Set task
Go through the entries below, tally each line with the string "JSON", and give the final number by itself.

Records for the task
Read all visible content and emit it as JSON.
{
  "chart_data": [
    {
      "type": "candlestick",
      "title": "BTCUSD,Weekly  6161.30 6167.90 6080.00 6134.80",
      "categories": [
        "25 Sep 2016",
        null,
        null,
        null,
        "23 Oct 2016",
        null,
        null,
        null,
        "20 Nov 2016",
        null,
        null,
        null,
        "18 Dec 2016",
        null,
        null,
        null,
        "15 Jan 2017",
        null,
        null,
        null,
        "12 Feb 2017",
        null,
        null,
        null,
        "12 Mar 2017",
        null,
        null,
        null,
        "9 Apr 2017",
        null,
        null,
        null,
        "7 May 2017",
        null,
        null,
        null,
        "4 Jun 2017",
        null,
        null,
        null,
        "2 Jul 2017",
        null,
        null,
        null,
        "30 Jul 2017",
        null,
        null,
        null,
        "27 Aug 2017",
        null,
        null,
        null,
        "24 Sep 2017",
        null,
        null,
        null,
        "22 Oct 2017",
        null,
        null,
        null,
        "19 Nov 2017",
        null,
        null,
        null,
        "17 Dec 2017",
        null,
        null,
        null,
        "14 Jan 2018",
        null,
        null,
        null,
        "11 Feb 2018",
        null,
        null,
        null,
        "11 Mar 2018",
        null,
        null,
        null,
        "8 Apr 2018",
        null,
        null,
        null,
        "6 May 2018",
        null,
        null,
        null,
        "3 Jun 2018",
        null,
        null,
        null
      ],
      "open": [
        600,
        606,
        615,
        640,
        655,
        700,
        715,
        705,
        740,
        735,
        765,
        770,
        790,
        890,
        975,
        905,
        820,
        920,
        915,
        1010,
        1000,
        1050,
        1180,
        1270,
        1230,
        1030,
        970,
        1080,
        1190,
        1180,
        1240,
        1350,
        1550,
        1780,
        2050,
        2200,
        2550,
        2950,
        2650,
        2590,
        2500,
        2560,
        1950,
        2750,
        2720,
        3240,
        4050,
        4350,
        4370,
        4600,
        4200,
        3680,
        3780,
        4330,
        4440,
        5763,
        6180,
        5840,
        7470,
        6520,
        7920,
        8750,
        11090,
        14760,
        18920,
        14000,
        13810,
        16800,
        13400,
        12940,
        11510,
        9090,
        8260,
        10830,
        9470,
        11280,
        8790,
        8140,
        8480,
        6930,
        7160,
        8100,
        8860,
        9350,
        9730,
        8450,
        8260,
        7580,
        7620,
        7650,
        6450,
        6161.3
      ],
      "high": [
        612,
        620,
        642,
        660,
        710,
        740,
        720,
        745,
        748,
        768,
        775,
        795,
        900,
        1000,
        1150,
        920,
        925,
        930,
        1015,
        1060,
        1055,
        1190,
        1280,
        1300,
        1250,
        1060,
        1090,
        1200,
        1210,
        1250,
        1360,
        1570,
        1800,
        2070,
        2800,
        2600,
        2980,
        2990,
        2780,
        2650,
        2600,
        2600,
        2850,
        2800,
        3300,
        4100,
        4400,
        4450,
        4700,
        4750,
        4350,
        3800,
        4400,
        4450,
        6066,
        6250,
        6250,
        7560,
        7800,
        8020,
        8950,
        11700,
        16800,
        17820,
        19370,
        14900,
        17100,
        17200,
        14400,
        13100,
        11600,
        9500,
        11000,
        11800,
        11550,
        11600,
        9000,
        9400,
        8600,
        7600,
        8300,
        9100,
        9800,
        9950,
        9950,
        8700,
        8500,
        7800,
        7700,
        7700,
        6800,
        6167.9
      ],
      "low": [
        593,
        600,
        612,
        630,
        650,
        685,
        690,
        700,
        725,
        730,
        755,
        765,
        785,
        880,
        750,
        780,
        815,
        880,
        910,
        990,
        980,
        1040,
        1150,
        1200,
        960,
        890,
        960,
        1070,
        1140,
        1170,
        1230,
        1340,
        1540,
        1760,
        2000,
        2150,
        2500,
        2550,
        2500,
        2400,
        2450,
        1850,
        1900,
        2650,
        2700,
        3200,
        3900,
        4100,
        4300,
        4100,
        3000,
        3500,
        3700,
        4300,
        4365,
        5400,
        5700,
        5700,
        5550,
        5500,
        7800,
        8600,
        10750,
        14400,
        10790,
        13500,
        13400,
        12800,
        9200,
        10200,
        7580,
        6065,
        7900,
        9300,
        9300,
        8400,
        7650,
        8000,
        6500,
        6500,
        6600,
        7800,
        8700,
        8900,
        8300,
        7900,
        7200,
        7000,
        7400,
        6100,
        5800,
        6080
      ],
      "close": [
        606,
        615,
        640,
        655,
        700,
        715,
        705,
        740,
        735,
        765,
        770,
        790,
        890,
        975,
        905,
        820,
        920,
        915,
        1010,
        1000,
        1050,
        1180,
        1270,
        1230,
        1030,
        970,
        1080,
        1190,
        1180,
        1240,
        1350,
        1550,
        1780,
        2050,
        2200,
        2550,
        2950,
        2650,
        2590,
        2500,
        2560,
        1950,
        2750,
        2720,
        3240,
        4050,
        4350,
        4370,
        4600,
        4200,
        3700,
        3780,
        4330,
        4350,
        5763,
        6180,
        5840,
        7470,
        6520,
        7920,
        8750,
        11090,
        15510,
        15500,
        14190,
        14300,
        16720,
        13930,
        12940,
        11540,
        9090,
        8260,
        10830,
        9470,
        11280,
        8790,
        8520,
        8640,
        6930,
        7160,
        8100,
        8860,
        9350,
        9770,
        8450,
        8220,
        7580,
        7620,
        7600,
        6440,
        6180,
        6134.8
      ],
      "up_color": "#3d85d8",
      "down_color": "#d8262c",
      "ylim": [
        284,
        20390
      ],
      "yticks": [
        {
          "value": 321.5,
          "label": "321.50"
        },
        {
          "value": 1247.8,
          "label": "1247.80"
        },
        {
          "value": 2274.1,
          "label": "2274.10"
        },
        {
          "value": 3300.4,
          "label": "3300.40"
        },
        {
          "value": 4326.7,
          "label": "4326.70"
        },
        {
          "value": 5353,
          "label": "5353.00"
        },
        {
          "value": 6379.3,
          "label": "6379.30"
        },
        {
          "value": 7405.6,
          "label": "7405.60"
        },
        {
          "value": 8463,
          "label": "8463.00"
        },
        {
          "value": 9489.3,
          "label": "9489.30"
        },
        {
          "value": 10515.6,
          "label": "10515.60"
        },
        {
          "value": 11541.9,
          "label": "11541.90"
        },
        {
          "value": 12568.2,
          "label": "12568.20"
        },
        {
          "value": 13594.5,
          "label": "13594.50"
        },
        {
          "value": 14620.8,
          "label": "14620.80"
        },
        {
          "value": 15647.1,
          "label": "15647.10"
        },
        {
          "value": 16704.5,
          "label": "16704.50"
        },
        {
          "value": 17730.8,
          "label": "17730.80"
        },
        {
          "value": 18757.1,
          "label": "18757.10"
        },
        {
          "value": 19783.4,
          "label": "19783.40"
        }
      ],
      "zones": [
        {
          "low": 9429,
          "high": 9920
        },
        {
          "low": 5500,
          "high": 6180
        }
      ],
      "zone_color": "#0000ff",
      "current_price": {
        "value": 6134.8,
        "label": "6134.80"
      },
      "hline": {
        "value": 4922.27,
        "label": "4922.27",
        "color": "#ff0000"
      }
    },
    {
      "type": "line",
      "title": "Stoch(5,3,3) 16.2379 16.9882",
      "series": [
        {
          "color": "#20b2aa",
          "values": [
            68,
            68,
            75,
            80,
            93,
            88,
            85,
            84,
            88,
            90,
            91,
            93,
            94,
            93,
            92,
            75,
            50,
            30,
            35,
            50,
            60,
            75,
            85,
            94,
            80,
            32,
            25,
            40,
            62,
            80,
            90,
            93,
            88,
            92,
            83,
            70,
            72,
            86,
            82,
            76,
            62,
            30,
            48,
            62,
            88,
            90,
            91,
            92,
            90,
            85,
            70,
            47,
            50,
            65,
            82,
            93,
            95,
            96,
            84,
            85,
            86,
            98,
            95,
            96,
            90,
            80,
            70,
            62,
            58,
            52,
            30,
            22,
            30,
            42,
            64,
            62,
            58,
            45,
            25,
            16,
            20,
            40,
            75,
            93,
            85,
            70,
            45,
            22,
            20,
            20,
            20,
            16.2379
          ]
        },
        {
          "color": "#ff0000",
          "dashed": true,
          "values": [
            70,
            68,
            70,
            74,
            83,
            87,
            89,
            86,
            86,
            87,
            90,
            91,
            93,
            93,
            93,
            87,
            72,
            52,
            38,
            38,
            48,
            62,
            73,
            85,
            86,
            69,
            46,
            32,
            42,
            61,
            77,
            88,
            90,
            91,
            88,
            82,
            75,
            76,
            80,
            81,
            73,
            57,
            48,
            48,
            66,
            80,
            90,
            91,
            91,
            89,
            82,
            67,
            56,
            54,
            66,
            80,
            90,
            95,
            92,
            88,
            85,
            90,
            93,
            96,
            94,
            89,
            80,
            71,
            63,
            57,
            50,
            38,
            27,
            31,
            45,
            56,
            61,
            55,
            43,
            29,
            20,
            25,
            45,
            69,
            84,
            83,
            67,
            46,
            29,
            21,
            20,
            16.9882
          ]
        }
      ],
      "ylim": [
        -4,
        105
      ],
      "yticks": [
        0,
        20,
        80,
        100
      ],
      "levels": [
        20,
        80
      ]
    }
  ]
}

...

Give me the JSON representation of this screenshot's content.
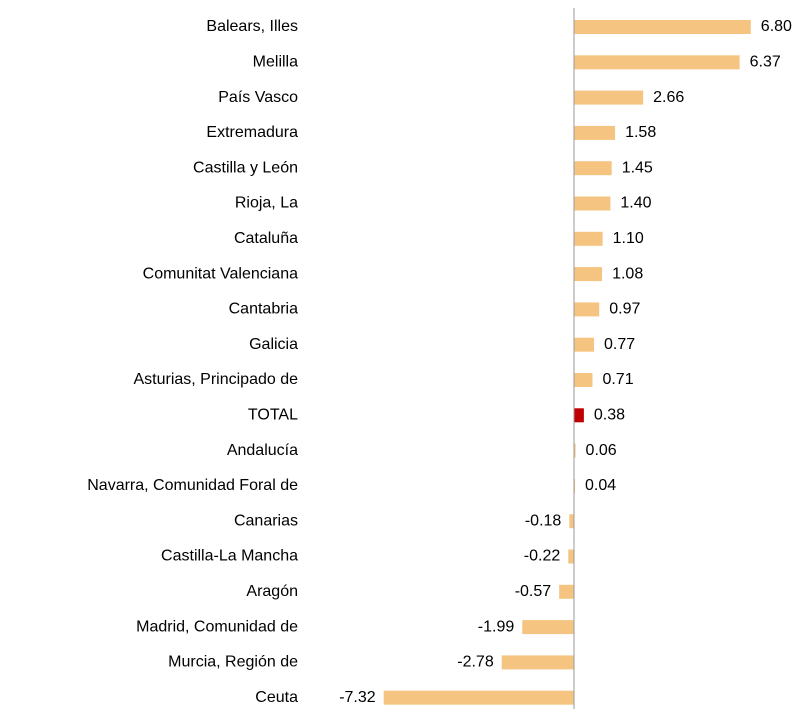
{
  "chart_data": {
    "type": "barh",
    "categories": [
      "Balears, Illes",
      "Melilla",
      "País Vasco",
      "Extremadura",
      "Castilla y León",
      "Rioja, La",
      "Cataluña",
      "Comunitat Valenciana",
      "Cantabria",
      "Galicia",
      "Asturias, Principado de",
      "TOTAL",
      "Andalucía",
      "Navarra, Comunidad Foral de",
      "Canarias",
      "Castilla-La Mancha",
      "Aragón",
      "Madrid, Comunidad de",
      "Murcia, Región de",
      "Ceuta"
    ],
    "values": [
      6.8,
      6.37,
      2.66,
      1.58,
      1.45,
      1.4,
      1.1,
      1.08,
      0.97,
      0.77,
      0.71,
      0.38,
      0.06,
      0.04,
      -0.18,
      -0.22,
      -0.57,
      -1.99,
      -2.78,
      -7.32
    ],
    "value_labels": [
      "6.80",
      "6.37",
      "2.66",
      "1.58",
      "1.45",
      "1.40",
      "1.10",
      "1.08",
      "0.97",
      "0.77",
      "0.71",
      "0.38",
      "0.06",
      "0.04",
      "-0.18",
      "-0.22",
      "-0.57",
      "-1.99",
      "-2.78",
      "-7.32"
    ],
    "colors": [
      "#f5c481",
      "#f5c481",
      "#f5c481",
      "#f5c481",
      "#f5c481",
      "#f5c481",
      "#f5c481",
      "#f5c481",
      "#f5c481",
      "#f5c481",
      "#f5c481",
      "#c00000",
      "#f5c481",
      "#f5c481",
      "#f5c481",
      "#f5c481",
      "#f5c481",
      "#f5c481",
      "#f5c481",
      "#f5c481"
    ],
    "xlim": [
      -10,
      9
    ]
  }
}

Correct answer
2